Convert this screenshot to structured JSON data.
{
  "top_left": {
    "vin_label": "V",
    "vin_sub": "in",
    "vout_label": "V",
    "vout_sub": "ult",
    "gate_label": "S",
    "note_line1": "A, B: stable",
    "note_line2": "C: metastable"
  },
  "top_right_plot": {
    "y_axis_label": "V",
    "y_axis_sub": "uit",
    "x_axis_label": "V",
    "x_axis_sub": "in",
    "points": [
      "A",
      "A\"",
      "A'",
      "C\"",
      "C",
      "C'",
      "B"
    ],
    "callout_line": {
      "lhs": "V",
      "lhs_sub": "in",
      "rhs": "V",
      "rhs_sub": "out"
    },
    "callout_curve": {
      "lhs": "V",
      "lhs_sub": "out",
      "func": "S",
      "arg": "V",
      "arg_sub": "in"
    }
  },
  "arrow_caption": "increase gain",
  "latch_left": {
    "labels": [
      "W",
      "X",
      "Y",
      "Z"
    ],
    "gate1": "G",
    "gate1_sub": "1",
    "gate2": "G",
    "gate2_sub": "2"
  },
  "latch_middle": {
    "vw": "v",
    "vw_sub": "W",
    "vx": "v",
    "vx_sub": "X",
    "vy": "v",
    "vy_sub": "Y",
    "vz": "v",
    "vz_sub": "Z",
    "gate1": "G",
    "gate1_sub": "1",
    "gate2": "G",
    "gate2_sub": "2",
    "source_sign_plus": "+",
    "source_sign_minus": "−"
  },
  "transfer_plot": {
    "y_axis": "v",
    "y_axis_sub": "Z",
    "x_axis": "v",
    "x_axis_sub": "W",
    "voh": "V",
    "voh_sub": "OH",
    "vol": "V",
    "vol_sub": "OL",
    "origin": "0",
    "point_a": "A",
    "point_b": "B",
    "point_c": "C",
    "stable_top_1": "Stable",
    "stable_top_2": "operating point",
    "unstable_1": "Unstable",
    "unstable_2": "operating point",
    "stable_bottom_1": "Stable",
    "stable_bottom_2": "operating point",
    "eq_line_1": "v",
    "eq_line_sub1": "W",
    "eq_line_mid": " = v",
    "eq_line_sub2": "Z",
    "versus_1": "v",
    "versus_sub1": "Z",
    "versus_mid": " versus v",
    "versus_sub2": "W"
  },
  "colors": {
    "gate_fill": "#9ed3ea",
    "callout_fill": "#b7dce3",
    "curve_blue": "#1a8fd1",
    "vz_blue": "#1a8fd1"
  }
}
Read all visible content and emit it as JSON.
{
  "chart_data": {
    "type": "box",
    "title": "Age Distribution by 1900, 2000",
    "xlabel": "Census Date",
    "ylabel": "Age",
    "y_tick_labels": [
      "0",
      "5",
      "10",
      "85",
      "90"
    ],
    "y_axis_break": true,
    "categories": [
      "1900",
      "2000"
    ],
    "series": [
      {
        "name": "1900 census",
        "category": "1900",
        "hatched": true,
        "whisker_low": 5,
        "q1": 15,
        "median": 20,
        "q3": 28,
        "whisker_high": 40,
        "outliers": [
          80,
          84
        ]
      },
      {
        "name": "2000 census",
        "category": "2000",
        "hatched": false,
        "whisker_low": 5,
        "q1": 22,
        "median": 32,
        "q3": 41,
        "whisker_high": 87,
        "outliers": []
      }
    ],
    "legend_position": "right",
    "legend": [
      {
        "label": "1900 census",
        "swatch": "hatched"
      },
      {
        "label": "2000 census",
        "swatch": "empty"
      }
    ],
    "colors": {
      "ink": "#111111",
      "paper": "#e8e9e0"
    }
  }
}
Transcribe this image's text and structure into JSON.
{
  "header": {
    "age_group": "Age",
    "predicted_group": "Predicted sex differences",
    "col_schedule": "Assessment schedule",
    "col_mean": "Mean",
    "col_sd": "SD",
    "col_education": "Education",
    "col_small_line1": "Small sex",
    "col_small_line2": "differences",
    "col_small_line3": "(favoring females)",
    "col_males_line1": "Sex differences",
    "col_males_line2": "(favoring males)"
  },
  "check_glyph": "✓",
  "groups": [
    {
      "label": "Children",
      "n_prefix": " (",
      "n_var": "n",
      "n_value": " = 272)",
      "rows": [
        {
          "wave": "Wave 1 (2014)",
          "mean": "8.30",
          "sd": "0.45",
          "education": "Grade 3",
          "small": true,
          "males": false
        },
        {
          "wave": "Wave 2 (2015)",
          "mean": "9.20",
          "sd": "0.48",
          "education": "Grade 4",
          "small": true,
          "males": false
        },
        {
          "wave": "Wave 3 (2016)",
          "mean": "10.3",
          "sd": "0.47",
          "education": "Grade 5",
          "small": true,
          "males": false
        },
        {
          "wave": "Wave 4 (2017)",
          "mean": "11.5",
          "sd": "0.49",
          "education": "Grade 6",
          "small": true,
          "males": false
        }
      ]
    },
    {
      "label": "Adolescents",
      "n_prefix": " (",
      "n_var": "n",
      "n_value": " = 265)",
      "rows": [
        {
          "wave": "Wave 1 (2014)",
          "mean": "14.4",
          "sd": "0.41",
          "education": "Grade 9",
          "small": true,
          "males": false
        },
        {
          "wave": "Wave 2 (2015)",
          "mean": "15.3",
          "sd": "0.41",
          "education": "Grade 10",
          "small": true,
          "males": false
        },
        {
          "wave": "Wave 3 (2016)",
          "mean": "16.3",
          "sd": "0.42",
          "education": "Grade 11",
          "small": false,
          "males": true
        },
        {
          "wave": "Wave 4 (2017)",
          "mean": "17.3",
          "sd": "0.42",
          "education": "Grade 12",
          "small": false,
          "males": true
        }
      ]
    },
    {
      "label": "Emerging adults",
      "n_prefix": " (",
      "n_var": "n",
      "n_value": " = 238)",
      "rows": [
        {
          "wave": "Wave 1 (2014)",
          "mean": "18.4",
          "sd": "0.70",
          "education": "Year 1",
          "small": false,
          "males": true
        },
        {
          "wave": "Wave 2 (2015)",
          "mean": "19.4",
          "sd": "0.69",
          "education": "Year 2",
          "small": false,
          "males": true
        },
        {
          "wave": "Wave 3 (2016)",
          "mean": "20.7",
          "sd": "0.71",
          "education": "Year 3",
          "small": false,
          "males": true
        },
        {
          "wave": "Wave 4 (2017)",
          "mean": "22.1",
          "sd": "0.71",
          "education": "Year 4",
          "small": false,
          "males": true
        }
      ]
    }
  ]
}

---

_Work to be completed_.
Reproduce every line above without error.

_Result of this exercise_.
Convert this screenshot to structured JSON data.
{
  "top_left": {
    "vin_label": "V",
    "vin_sub": "in",
    "vout_label": "V",
    "vout_sub": "ult",
    "gate_label": "S",
    "note_line1": "A, B: stable",
    "note_line2": "C: metastable"
  },
  "top_right_plot": {
    "y_axis_label": "V",
    "y_axis_sub": "uit",
    "x_axis_label": "V",
    "x_axis_sub": "in",
    "points": [
      "A",
      "A\"",
      "A'",
      "C\"",
      "C",
      "C'",
      "B"
    ],
    "callout_line": {
      "lhs": "V",
      "lhs_sub": "in",
      "rhs": "V",
      "rhs_sub": "out"
    },
    "callout_curve": {
      "lhs": "V",
      "lhs_sub": "out",
      "func": "S",
      "arg": "V",
      "arg_sub": "in"
    }
  },
  "arrow_caption": "increase gain",
  "latch_left": {
    "labels": [
      "W",
      "X",
      "Y",
      "Z"
    ],
    "gate1": "G",
    "gate1_sub": "1",
    "gate2": "G",
    "gate2_sub": "2"
  },
  "latch_middle": {
    "vw": "v",
    "vw_sub": "W",
    "vx": "v",
    "vx_sub": "X",
    "vy": "v",
    "vy_sub": "Y",
    "vz": "v",
    "vz_sub": "Z",
    "gate1": "G",
    "gate1_sub": "1",
    "gate2": "G",
    "gate2_sub": "2",
    "source_sign_plus": "+",
    "source_sign_minus": "−"
  },
  "transfer_plot": {
    "y_axis": "v",
    "y_axis_sub": "Z",
    "x_axis": "v",
    "x_axis_sub": "W",
    "voh": "V",
    "voh_sub": "OH",
    "vol": "V",
    "vol_sub": "OL",
    "origin": "0",
    "point_a": "A",
    "point_b": "B",
    "point_c": "C",
    "stable_top_1": "Stable",
    "stable_top_2": "operating point",
    "unstable_1": "Unstable",
    "unstable_2": "operating point",
    "stable_bottom_1": "Stable",
    "stable_bottom_2": "operating point",
    "eq_line_1": "v",
    "eq_line_sub1": "W",
    "eq_line_mid": " = v",
    "eq_line_sub2": "Z",
    "versus_1": "v",
    "versus_sub1": "Z",
    "versus_mid": " versus v",
    "versus_sub2": "W"
  },
  "colors": {
    "gate_fill": "#9ed3ea",
    "callout_fill": "#b7dce3",
    "curve_blue": "#1a8fd1",
    "vz_blue": "#1a8fd1"
  }
}
Read all visible content and emit it as JSON.
{
  "chart_data": {
    "type": "box",
    "title": "Age Distribution by 1900, 2000",
    "xlabel": "Census Date",
    "ylabel": "Age",
    "y_tick_labels": [
      "0",
      "5",
      "10",
      "85",
      "90"
    ],
    "y_axis_break": true,
    "categories": [
      "1900",
      "2000"
    ],
    "series": [
      {
        "name": "1900 census",
        "category": "1900",
        "hatched": true,
        "whisker_low": 5,
        "q1": 15,
        "median": 20,
        "q3": 28,
        "whisker_high": 40,
        "outliers": [
          80,
          84
        ]
      },
      {
        "name": "2000 census",
        "category": "2000",
        "hatched": false,
        "whisker_low": 5,
        "q1": 22,
        "median": 32,
        "q3": 41,
        "whisker_high": 87,
        "outliers": []
      }
    ],
    "legend_position": "right",
    "legend": [
      {
        "label": "1900 census",
        "swatch": "hatched"
      },
      {
        "label": "2000 census",
        "swatch": "empty"
      }
    ],
    "colors": {
      "ink": "#111111",
      "paper": "#e8e9e0"
    }
  }
}
Transcribe this image's text and structure into JSON.
{
  "header": {
    "age_group": "Age",
    "predicted_group": "Predicted sex differences",
    "col_schedule": "Assessment schedule",
    "col_mean": "Mean",
    "col_sd": "SD",
    "col_education": "Education",
    "col_small_line1": "Small sex",
    "col_small_line2": "differences",
    "col_small_line3": "(favoring females)",
    "col_males_line1": "Sex differences",
    "col_males_line2": "(favoring males)"
  },
  "check_glyph": "✓",
  "groups": [
    {
      "label": "Children",
      "n_prefix": " (",
      "n_var": "n",
      "n_value": " = 272)",
      "rows": [
        {
          "wave": "Wave 1 (2014)",
          "mean": "8.30",
          "sd": "0.45",
          "education": "Grade 3",
          "small": true,
          "males": false
        },
        {
          "wave": "Wave 2 (2015)",
          "mean": "9.20",
          "sd": "0.48",
          "education": "Grade 4",
          "small": true,
          "males": false
        },
        {
          "wave": "Wave 3 (2016)",
          "mean": "10.3",
          "sd": "0.47",
          "education": "Grade 5",
          "small": true,
          "males": false
        },
        {
          "wave": "Wave 4 (2017)",
          "mean": "11.5",
          "sd": "0.49",
          "education": "Grade 6",
          "small": true,
          "males": false
        }
      ]
    },
    {
      "label": "Adolescents",
      "n_prefix": " (",
      "n_var": "n",
      "n_value": " = 265)",
      "rows": [
        {
          "wave": "Wave 1 (2014)",
          "mean": "14.4",
          "sd": "0.41",
          "education": "Grade 9",
          "small": true,
          "males": false
        },
        {
          "wave": "Wave 2 (2015)",
          "mean": "15.3",
          "sd": "0.41",
          "education": "Grade 10",
          "small": true,
          "males": false
        },
        {
          "wave": "Wave 3 (2016)",
          "mean": "16.3",
          "sd": "0.42",
          "education": "Grade 11",
          "small": false,
          "males": true
        },
        {
          "wave": "Wave 4 (2017)",
          "mean": "17.3",
          "sd": "0.42",
          "education": "Grade 12",
          "small": false,
          "males": true
        }
      ]
    },
    {
      "label": "Emerging adults",
      "n_prefix": " (",
      "n_var": "n",
      "n_value": " = 238)",
      "rows": [
        {
          "wave": "Wave 1 (2014)",
          "mean": "18.4",
          "sd": "0.70",
          "education": "Year 1",
          "small": false,
          "males": true
        },
        {
          "wave": "Wave 2 (2015)",
          "mean": "19.4",
          "sd": "0.69",
          "education": "Year 2",
          "small": false,
          "males": true
        },
        {
          "wave": "Wave 3 (2016)",
          "mean": "20.7",
          "sd": "0.71",
          "education": "Year 3",
          "small": false,
          "males": true
        },
        {
          "wave": "Wave 4 (2017)",
          "mean": "22.1",
          "sd": "0.71",
          "education": "Year 4",
          "small": false,
          "males": true
        }
      ]
    }
  ]
}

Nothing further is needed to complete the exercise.